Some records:
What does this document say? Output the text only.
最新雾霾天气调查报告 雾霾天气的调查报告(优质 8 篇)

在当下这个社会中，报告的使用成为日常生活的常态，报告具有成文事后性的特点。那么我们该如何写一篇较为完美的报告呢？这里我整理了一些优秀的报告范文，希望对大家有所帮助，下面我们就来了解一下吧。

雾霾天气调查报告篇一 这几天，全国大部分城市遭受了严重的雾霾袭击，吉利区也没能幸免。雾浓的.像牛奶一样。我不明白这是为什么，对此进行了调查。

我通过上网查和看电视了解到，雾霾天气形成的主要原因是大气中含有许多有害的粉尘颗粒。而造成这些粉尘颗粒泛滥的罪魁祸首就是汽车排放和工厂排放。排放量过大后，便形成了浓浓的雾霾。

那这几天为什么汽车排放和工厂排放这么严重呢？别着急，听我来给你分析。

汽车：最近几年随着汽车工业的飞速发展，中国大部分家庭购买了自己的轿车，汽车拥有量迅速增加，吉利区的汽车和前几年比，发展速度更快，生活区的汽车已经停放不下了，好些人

> _WHAT YOU ARE ASKED TO DO_
Retype all of the material above with every character intact.

> _TASK ANSWER_
What does this document say? Output the text only.
最新雾霾天气调查报告 雾霾天气的调查报告(优质 8 篇)

在当下这个社会中，报告的使用成为日常生活的常态，报告具有成文事后性的特点。那么我们该如何写一篇较为完美的报告呢？这里我整理了一些优秀的报告范文，希望对大家有所帮助，下面我们就来了解一下吧。

雾霾天气调查报告篇一 这几天，全国大部分城市遭受了严重的雾霾袭击，吉利区也没能幸免。雾浓的.像牛奶一样。我不明白这是为什么，对此进行了调查。

我通过上网查和看电视了解到，雾霾天气形成的主要原因是大气中含有许多有害的粉尘颗粒。而造成这些粉尘颗粒泛滥的罪魁祸首就是汽车排放和工厂排放。排放量过大后，便形成了浓浓的雾霾。

那这几天为什么汽车排放和工厂排放这么严重呢？别着急，听我来给你分析。

汽车：最近几年随着汽车工业的飞速发展，中国大部分家庭购买了自己的轿车，汽车拥有量迅速增加，吉利区的汽车和前几年比，发展速度更快，生活区的汽车已经停放不下了，好些人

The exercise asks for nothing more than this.